◆ **TASK**: Bring together all lines of the material below that contain the string "anda".

◆ **DATA LISTING**:
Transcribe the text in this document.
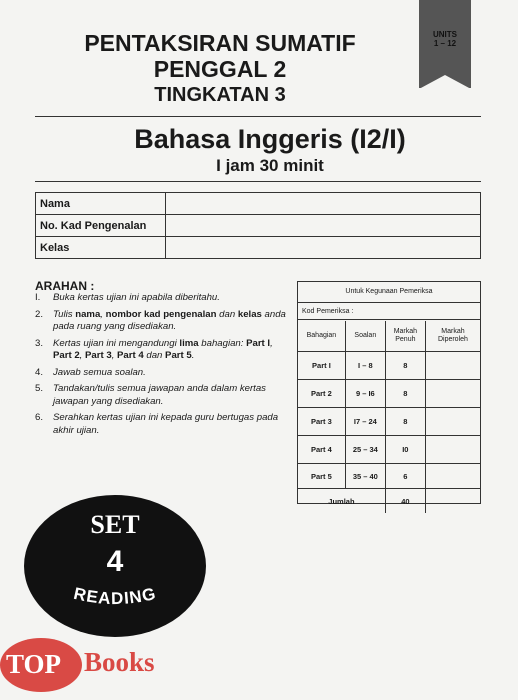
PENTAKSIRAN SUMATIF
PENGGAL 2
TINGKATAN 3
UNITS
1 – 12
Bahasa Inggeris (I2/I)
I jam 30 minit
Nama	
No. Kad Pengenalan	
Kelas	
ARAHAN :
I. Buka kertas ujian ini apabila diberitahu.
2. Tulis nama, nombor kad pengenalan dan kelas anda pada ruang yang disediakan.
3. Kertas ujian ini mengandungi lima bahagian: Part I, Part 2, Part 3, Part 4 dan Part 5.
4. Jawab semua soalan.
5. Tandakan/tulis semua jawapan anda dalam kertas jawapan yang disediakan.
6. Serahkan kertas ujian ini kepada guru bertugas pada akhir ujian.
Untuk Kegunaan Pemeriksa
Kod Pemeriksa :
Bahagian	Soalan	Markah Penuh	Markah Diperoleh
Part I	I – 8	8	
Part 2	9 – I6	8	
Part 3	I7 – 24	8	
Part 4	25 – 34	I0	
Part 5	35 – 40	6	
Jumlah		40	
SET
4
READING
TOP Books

--

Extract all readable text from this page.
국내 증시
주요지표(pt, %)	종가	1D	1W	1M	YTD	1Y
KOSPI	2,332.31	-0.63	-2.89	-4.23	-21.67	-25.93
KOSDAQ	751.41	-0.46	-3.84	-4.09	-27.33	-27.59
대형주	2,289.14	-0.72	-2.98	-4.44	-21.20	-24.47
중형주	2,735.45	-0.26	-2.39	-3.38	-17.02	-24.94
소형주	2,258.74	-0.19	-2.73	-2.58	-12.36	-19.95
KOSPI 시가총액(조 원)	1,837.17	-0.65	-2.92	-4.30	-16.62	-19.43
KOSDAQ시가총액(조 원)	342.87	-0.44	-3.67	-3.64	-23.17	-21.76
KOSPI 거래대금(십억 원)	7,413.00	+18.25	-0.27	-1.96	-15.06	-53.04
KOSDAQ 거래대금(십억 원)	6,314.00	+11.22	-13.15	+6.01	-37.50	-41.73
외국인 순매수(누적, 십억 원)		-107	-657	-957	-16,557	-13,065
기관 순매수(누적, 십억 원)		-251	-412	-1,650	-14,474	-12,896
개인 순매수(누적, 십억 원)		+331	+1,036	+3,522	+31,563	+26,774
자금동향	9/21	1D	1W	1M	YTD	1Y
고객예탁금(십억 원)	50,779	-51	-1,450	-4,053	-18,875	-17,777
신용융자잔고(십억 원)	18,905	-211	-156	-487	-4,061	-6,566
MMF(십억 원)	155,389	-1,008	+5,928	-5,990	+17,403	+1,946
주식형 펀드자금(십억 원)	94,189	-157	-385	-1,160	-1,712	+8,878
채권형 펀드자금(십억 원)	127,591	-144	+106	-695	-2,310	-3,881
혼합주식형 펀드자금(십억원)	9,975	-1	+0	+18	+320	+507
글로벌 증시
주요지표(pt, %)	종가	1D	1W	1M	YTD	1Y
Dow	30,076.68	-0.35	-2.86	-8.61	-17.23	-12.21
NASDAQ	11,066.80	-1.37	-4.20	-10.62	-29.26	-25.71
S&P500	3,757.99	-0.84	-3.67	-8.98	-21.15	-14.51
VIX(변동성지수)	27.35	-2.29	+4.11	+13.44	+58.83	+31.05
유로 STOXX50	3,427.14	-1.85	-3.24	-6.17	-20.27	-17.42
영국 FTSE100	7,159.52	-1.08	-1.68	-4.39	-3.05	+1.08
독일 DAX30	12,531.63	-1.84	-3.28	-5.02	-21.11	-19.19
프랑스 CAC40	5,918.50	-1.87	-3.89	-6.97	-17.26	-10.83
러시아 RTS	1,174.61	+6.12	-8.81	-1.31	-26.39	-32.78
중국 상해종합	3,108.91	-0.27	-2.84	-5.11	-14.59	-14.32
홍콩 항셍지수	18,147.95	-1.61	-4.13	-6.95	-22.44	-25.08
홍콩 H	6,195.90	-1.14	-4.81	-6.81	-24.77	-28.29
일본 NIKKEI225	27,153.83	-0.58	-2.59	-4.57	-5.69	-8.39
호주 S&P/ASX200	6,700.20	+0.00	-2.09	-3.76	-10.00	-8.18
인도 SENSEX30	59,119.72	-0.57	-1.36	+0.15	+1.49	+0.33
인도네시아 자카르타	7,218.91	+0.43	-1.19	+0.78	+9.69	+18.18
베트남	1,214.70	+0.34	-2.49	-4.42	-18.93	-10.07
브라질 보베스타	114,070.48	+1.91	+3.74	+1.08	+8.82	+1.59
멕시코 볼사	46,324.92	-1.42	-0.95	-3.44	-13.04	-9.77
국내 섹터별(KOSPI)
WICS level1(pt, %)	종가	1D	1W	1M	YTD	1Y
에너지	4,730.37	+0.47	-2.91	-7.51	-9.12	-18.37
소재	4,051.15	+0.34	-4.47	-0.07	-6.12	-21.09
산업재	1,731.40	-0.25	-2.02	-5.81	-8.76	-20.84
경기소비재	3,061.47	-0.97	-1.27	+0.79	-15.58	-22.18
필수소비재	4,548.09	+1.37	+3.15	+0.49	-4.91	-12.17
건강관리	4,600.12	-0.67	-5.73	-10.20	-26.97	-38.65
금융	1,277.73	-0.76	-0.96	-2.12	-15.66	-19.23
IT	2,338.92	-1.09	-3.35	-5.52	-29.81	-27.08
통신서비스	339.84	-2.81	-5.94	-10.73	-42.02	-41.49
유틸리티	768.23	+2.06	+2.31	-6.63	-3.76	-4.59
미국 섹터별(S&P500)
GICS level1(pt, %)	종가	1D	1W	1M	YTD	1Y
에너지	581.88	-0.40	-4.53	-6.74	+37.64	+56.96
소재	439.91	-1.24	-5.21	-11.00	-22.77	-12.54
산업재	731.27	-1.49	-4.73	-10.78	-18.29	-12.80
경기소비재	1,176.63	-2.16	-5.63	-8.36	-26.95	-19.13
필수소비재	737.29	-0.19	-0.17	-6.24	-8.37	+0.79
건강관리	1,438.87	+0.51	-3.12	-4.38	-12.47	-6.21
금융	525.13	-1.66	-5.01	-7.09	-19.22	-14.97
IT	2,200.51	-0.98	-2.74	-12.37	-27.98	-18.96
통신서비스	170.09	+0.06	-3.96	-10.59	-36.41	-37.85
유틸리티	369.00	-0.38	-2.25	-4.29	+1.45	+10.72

◆ **THE COMPLETED TASK**:
2. Tulis nama, nombor kad pengenalan dan kelas anda pada ruang yang disediakan.
5. Tandakan/tulis semua jawapan anda dalam kertas jawapan yang disediakan.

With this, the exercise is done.